== DATASET ==
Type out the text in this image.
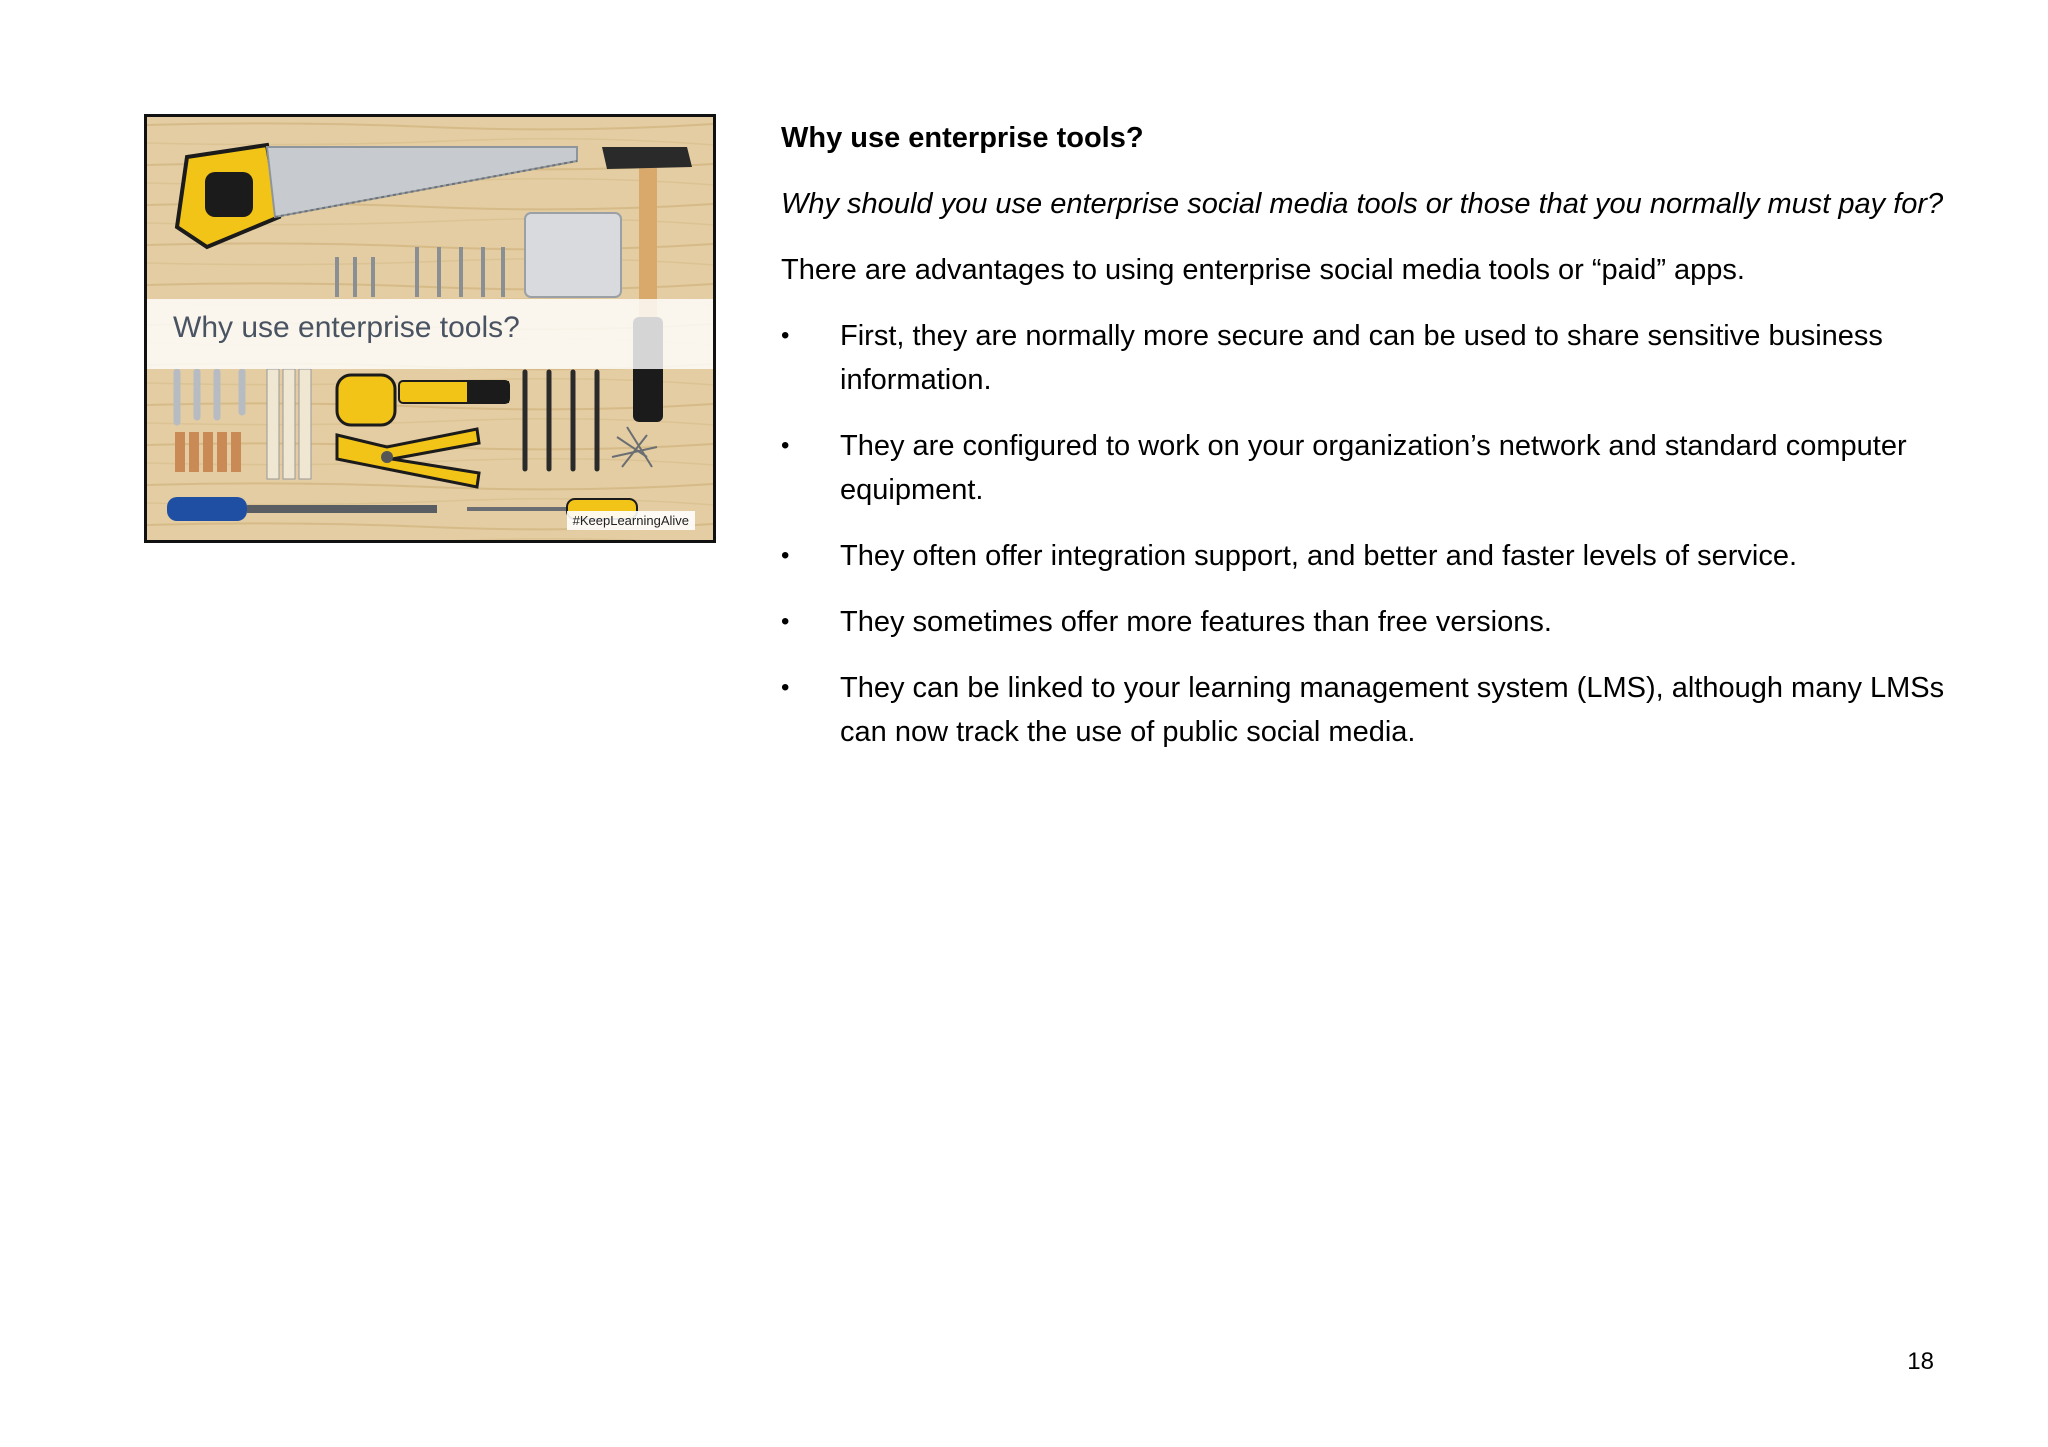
Why use enterprise tools?
#KeepLearningAlive

Why use enterprise tools?

Why should you use enterprise social media tools or those that you normally must pay for?

There are advantages to using enterprise social media tools or “paid” apps.

•	First, they are normally more secure and can be used to share sensitive business information.
•	They are configured to work on your organization’s network and standard computer equipment.
•	They often offer integration support, and better and faster levels of service.
•	They sometimes offer more features than free versions.
•	They can be linked to your learning management system (LMS), although many LMSs can now track the use of public social media.
18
===
TO BE DONE → Each entry shown above must be quoted exactly, with its pictures left out.

SOLVED PROBLEM →
Type out the text in this image.
Why use enterprise tools?
#KeepLearningAlive

Why use enterprise tools?

Why should you use enterprise social media tools or those that you normally must pay for?

There are advantages to using enterprise social media tools or “paid” apps.

•	First, they are normally more secure and can be used to share sensitive business information.
•	They are configured to work on your organization’s network and standard computer equipment.
•	They often offer integration support, and better and faster levels of service.
•	They sometimes offer more features than free versions.
•	They can be linked to your learning management system (LMS), although many LMSs can now track the use of public social media.
18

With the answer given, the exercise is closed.